__DIRECTION__: Transcribe every entry word for word, leaving out all images.

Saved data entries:
__________________________________________________

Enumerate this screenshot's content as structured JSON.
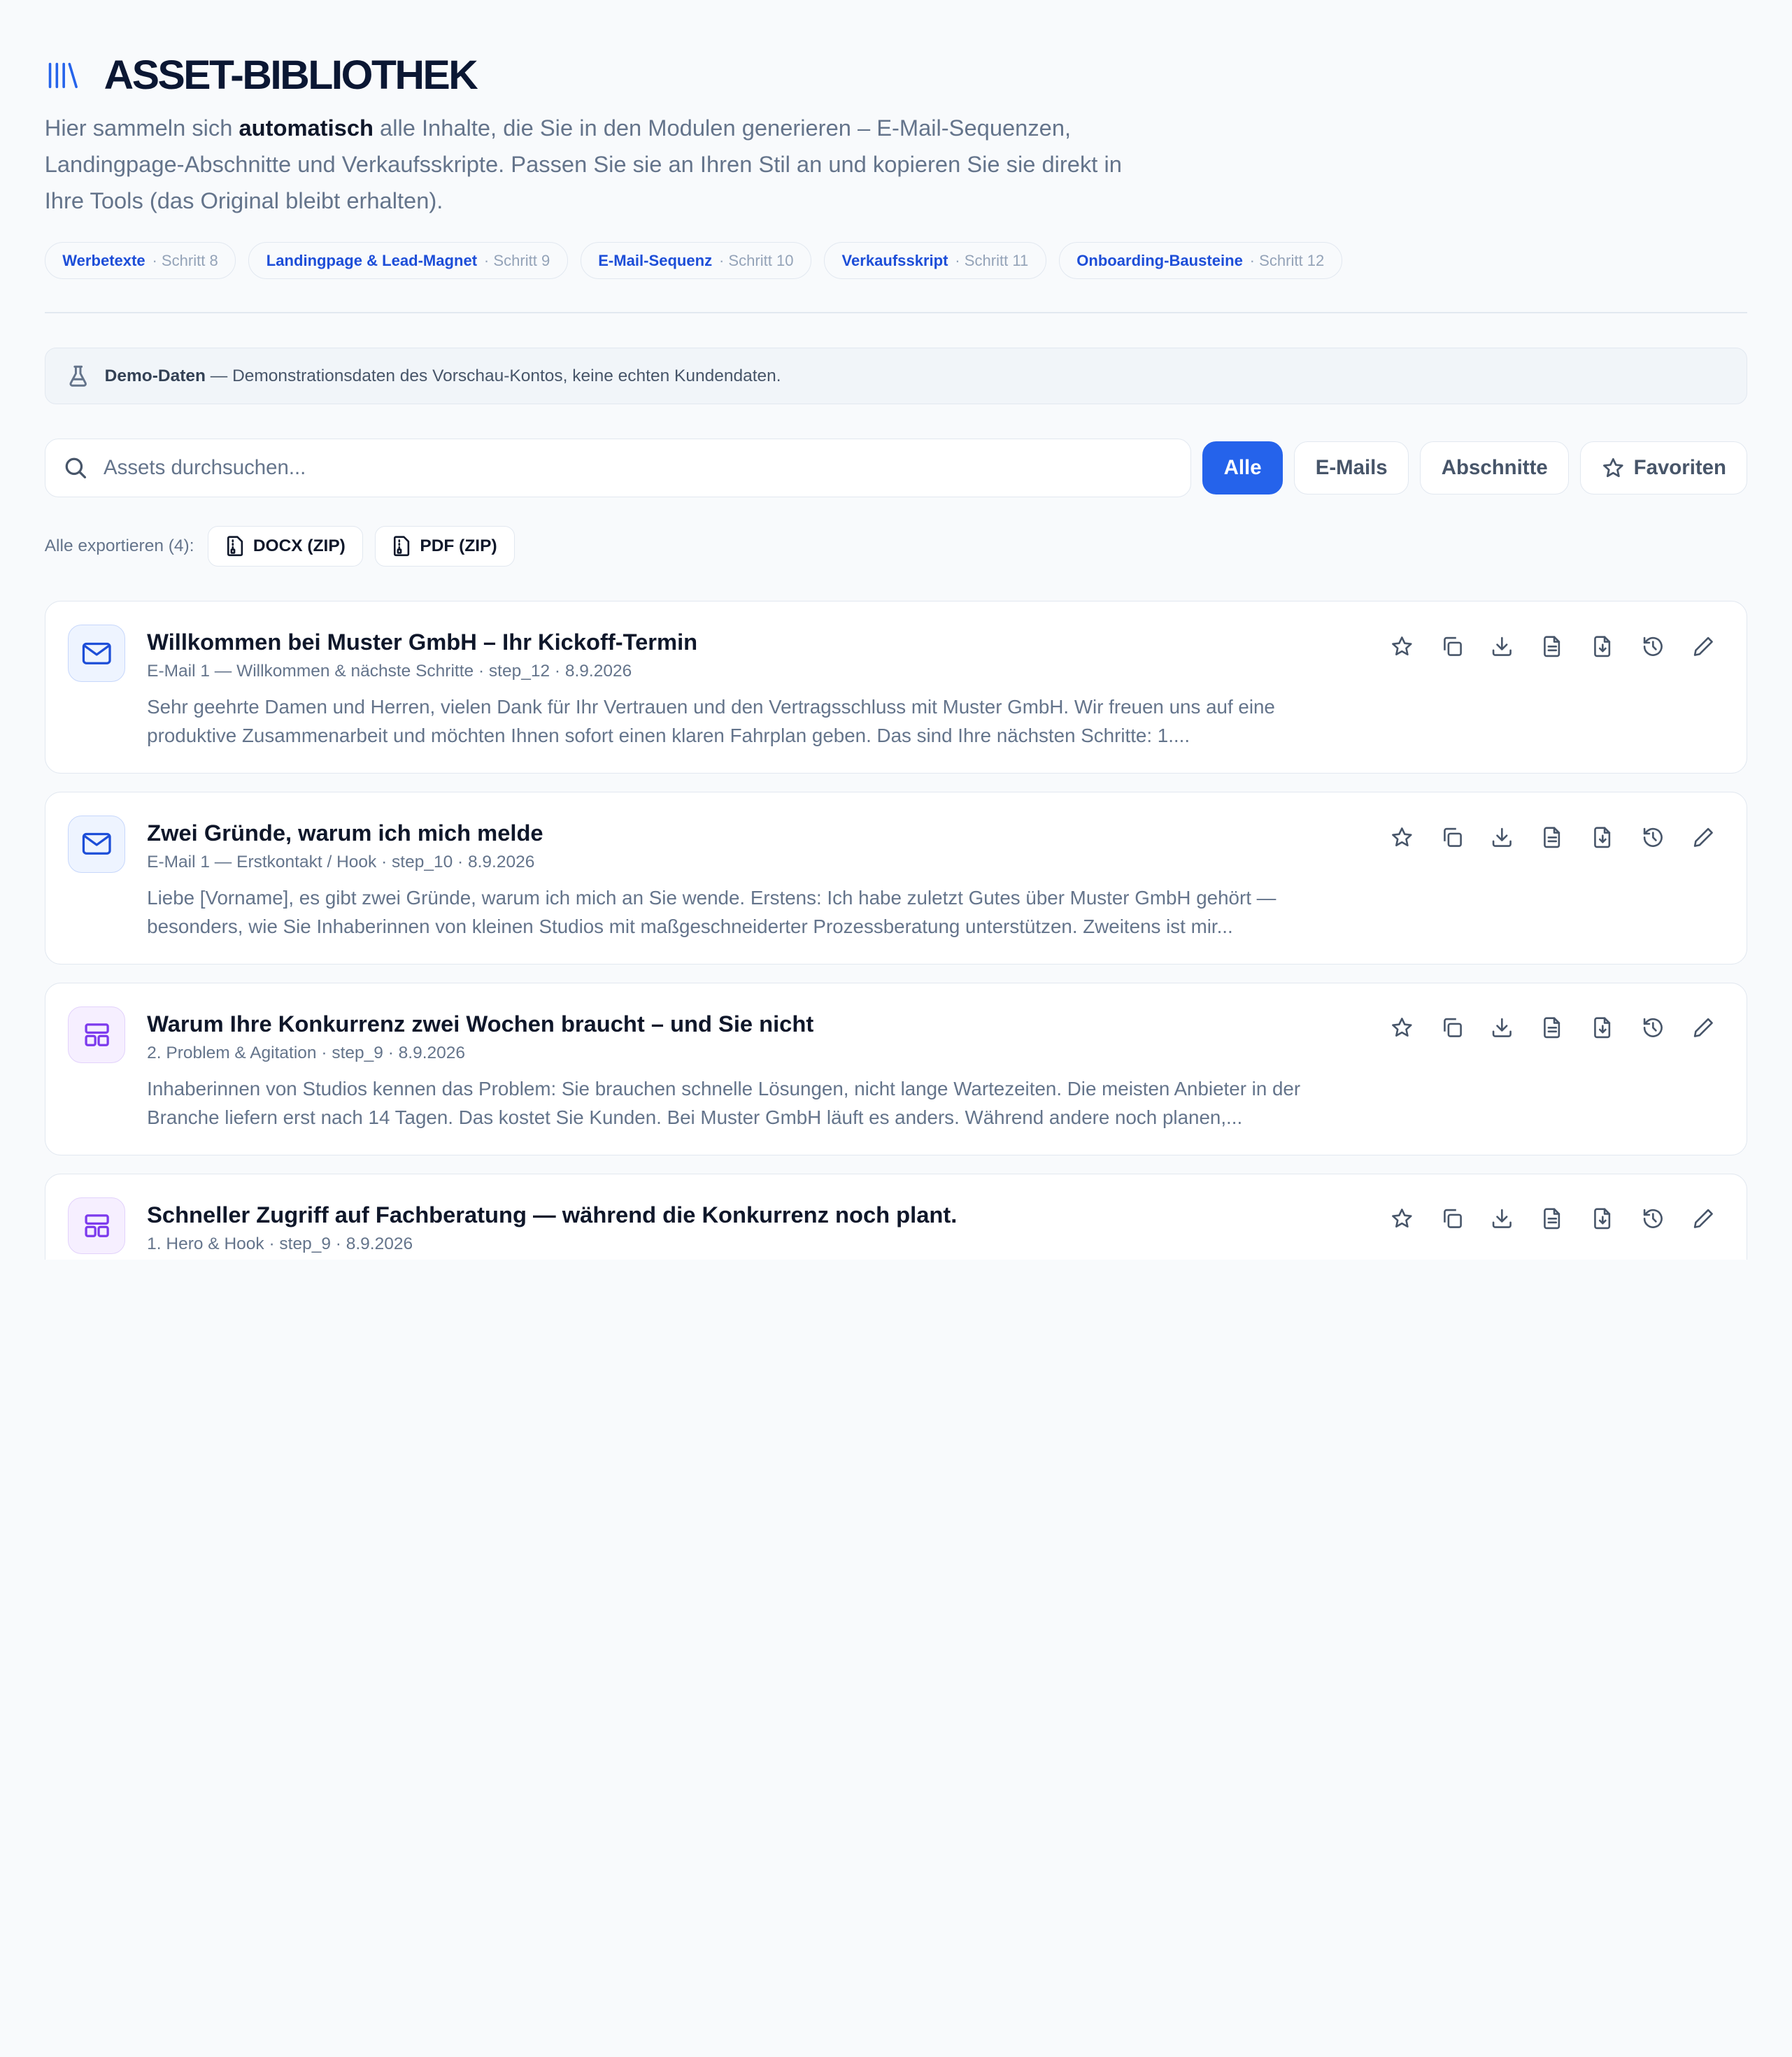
{
  "header": {
    "title": "ASSET-BIBLIOTHEK",
    "intro_before": "Hier sammeln sich ",
    "intro_bold": "automatisch",
    "intro_after": " alle Inhalte, die Sie in den Modulen generieren – E-Mail-Sequenzen, Landingpage-Abschnitte und Verkaufsskripte. Passen Sie sie an Ihren Stil an und kopieren Sie sie direkt in Ihre Tools (das Original bleibt erhalten).",
    "icon": "library-icon"
  },
  "steps": [
    {
      "name": "Werbetexte",
      "step": "· Schritt 8"
    },
    {
      "name": "Landingpage & Lead-Magnet",
      "step": "· Schritt 9"
    },
    {
      "name": "E-Mail-Sequenz",
      "step": "· Schritt 10"
    },
    {
      "name": "Verkaufsskript",
      "step": "· Schritt 11"
    },
    {
      "name": "Onboarding-Bausteine",
      "step": "· Schritt 12"
    }
  ],
  "demo": {
    "label": "Demo-Daten",
    "text": " — Demonstrationsdaten des Vorschau-Kontos, keine echten Kundendaten."
  },
  "search": {
    "placeholder": "Assets durchsuchen..."
  },
  "filters": [
    {
      "label": "Alle",
      "active": true
    },
    {
      "label": "E-Mails",
      "active": false
    },
    {
      "label": "Abschnitte",
      "active": false
    },
    {
      "label": "Favoriten",
      "active": false,
      "icon": "star-icon"
    }
  ],
  "export": {
    "label": "Alle exportieren (4):",
    "docx": "DOCX (ZIP)",
    "pdf": "PDF (ZIP)"
  },
  "assets": [
    {
      "kind": "email",
      "title": "Willkommen bei Muster GmbH – Ihr Kickoff-Termin",
      "meta": "E-Mail 1 — Willkommen & nächste Schritte · step_12 · 8.9.2026",
      "body": "Sehr geehrte Damen und Herren, vielen Dank für Ihr Vertrauen und den Vertragsschluss mit Muster GmbH. Wir freuen uns auf eine produktive Zusammenarbeit und möchten Ihnen sofort einen klaren Fahrplan geben. Das sind Ihre nächsten Schritte: 1...."
    },
    {
      "kind": "email",
      "title": "Zwei Gründe, warum ich mich melde",
      "meta": "E-Mail 1 — Erstkontakt / Hook · step_10 · 8.9.2026",
      "body": "Liebe [Vorname], es gibt zwei Gründe, warum ich mich an Sie wende. Erstens: Ich habe zuletzt Gutes über Muster GmbH gehört — besonders, wie Sie Inhaberinnen von kleinen Studios mit maßgeschneiderter Prozessberatung unterstützen. Zweitens ist mir..."
    },
    {
      "kind": "section",
      "title": "Warum Ihre Konkurrenz zwei Wochen braucht – und Sie nicht",
      "meta": "2. Problem & Agitation · step_9 · 8.9.2026",
      "body": "Inhaberinnen von Studios kennen das Problem: Sie brauchen schnelle Lösungen, nicht lange Wartezeiten. Die meisten Anbieter in der Branche liefern erst nach 14 Tagen. Das kostet Sie Kunden. Bei Muster GmbH läuft es anders. Während andere noch planen,..."
    },
    {
      "kind": "section",
      "title": "Schneller Zugriff auf Fachberatung — während die Konkurrenz noch plant.",
      "meta": "1. Hero & Hook · step_9 · 8.9.2026",
      "body": ""
    }
  ],
  "action_icons": [
    "star-icon",
    "copy-icon",
    "download-icon",
    "document-icon",
    "file-download-icon",
    "history-icon",
    "edit-icon"
  ],
  "colors": {
    "accent": "#2563eb",
    "step_text": "#1d4ed8",
    "email_icon": "#1d4ed8",
    "section_icon": "#7c3aed"
  }
}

__________________________________________________

__WORKED ANSWER__:
Enumerate this screenshot's content as structured JSON.
{
  "header": {
    "title": "ASSET-BIBLIOTHEK",
    "intro_before": "Hier sammeln sich ",
    "intro_bold": "automatisch",
    "intro_after": " alle Inhalte, die Sie in den Modulen generieren – E-Mail-Sequenzen, Landingpage-Abschnitte und Verkaufsskripte. Passen Sie sie an Ihren Stil an und kopieren Sie sie direkt in Ihre Tools (das Original bleibt erhalten).",
    "icon": "library-icon"
  },
  "steps": [
    {
      "name": "Werbetexte",
      "step": "· Schritt 8"
    },
    {
      "name": "Landingpage & Lead-Magnet",
      "step": "· Schritt 9"
    },
    {
      "name": "E-Mail-Sequenz",
      "step": "· Schritt 10"
    },
    {
      "name": "Verkaufsskript",
      "step": "· Schritt 11"
    },
    {
      "name": "Onboarding-Bausteine",
      "step": "· Schritt 12"
    }
  ],
  "demo": {
    "label": "Demo-Daten",
    "text": " — Demonstrationsdaten des Vorschau-Kontos, keine echten Kundendaten."
  },
  "search": {
    "placeholder": "Assets durchsuchen..."
  },
  "filters": [
    {
      "label": "Alle",
      "active": true
    },
    {
      "label": "E-Mails",
      "active": false
    },
    {
      "label": "Abschnitte",
      "active": false
    },
    {
      "label": "Favoriten",
      "active": false,
      "icon": "star-icon"
    }
  ],
  "export": {
    "label": "Alle exportieren (4):",
    "docx": "DOCX (ZIP)",
    "pdf": "PDF (ZIP)"
  },
  "assets": [
    {
      "kind": "email",
      "title": "Willkommen bei Muster GmbH – Ihr Kickoff-Termin",
      "meta": "E-Mail 1 — Willkommen & nächste Schritte · step_12 · 8.9.2026",
      "body": "Sehr geehrte Damen und Herren, vielen Dank für Ihr Vertrauen und den Vertragsschluss mit Muster GmbH. Wir freuen uns auf eine produktive Zusammenarbeit und möchten Ihnen sofort einen klaren Fahrplan geben. Das sind Ihre nächsten Schritte: 1...."
    },
    {
      "kind": "email",
      "title": "Zwei Gründe, warum ich mich melde",
      "meta": "E-Mail 1 — Erstkontakt / Hook · step_10 · 8.9.2026",
      "body": "Liebe [Vorname], es gibt zwei Gründe, warum ich mich an Sie wende. Erstens: Ich habe zuletzt Gutes über Muster GmbH gehört — besonders, wie Sie Inhaberinnen von kleinen Studios mit maßgeschneiderter Prozessberatung unterstützen. Zweitens ist mir..."
    },
    {
      "kind": "section",
      "title": "Warum Ihre Konkurrenz zwei Wochen braucht – und Sie nicht",
      "meta": "2. Problem & Agitation · step_9 · 8.9.2026",
      "body": "Inhaberinnen von Studios kennen das Problem: Sie brauchen schnelle Lösungen, nicht lange Wartezeiten. Die meisten Anbieter in der Branche liefern erst nach 14 Tagen. Das kostet Sie Kunden. Bei Muster GmbH läuft es anders. Während andere noch planen,..."
    },
    {
      "kind": "section",
      "title": "Schneller Zugriff auf Fachberatung — während die Konkurrenz noch plant.",
      "meta": "1. Hero & Hook · step_9 · 8.9.2026",
      "body": ""
    }
  ],
  "action_icons": [
    "star-icon",
    "copy-icon",
    "download-icon",
    "document-icon",
    "file-download-icon",
    "history-icon",
    "edit-icon"
  ],
  "colors": {
    "accent": "#2563eb",
    "step_text": "#1d4ed8",
    "email_icon": "#1d4ed8",
    "section_icon": "#7c3aed"
  }
}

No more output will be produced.